→ GOAL OF THE EXERCISE
Show all lines from the listing below that contain "Jobs".

→ SUPPLIED MATERIAL

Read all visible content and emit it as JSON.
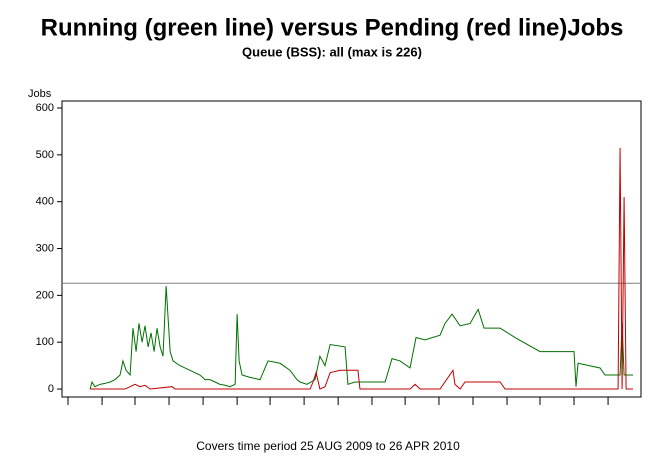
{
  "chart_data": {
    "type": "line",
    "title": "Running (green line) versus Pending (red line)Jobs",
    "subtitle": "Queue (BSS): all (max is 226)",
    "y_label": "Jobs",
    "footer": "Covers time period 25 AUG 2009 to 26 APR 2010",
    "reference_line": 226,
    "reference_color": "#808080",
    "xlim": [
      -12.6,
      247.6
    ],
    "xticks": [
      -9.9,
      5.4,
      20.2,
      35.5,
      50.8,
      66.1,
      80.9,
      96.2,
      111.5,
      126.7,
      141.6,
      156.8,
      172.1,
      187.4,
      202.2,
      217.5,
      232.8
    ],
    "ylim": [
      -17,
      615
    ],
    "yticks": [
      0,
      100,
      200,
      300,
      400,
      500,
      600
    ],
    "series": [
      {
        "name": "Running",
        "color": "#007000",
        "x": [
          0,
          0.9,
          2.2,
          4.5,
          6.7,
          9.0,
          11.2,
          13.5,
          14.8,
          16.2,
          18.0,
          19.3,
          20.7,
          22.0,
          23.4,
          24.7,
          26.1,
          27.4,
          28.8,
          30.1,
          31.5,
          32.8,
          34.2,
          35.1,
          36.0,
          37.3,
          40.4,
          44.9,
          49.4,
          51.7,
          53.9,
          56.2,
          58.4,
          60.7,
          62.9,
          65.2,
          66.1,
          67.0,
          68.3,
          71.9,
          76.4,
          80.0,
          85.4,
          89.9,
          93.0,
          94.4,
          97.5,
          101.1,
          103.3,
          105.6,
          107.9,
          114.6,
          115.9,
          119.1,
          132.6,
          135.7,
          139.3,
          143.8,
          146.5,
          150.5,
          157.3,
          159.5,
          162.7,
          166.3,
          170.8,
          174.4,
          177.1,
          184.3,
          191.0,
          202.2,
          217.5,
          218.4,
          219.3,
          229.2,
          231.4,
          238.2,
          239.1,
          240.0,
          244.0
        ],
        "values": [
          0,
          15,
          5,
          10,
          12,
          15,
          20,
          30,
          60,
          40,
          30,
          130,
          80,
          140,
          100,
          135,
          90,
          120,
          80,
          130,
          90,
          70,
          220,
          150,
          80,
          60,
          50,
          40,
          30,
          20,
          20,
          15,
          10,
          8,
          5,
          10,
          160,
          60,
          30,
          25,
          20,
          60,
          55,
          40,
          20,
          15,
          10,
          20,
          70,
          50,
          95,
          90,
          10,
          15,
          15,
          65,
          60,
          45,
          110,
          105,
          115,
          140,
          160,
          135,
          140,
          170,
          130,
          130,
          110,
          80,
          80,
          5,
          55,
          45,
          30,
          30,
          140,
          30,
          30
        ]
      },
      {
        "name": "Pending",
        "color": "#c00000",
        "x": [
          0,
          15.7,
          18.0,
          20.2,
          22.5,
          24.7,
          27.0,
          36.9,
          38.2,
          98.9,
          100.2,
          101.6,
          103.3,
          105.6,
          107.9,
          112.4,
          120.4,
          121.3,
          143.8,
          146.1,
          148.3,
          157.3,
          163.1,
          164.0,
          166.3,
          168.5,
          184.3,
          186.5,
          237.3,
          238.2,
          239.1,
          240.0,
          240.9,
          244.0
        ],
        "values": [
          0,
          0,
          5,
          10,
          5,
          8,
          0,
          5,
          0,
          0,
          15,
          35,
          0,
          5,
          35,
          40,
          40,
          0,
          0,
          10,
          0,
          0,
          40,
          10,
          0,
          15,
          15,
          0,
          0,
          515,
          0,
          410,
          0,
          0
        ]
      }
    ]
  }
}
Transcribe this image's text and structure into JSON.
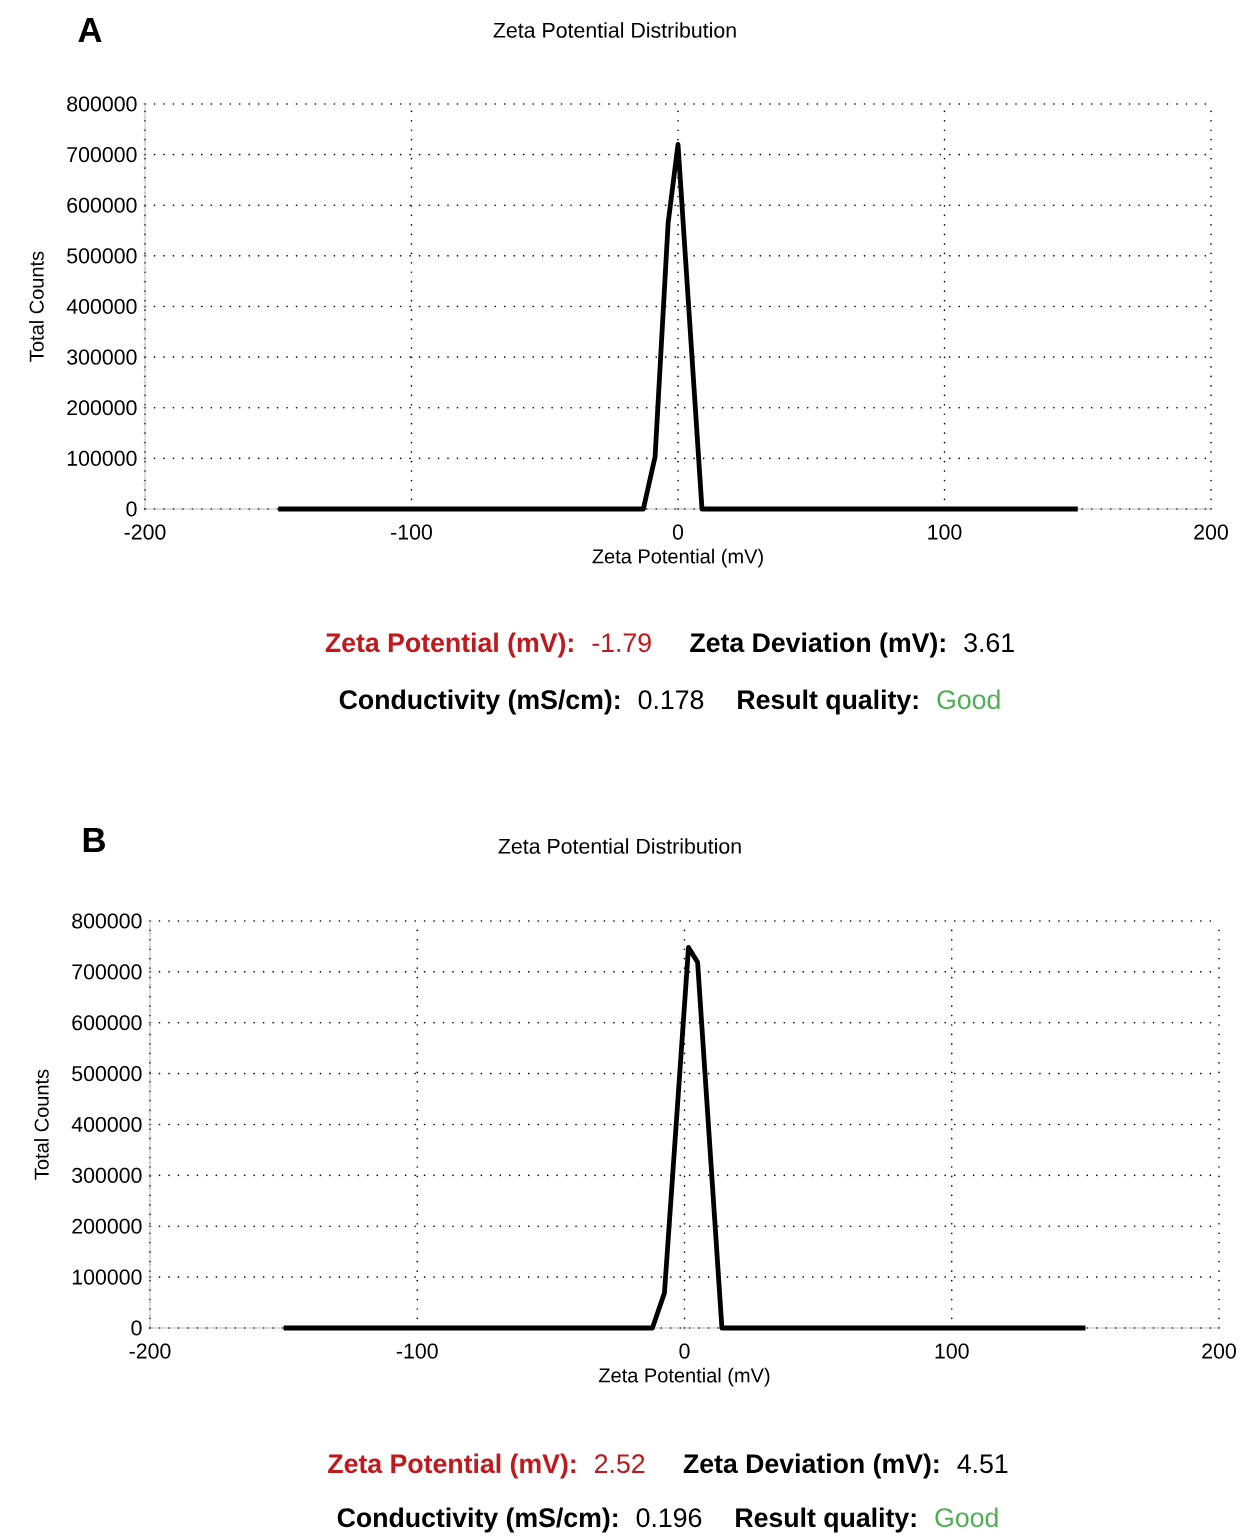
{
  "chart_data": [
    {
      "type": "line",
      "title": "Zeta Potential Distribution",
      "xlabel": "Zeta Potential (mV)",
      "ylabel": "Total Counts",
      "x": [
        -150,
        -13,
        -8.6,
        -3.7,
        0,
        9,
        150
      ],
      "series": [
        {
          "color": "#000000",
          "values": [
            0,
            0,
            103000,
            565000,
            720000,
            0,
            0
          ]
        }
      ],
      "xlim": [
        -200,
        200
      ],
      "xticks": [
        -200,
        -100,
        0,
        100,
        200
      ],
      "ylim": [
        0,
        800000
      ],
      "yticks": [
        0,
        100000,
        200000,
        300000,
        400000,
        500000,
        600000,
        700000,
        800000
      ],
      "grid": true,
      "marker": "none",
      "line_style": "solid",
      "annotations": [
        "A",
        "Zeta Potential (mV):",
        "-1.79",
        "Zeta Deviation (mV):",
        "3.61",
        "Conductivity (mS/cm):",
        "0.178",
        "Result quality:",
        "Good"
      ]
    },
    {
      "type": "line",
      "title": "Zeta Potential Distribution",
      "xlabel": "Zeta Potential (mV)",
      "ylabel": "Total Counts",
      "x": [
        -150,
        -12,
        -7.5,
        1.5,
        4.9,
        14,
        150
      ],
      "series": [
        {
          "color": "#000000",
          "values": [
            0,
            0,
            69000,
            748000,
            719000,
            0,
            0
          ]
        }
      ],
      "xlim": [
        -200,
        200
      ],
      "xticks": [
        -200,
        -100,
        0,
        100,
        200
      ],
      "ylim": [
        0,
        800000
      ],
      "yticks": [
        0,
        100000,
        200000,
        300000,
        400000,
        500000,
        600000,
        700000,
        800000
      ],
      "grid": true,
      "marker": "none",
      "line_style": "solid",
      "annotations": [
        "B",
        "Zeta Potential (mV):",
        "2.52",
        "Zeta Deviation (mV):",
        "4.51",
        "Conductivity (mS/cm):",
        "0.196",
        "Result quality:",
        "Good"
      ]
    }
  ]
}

→ ANSWER TO THIS EXERCISE
    "title": "Running (green line) versus Pending (red line)Jobs",
    "y_label": "Jobs",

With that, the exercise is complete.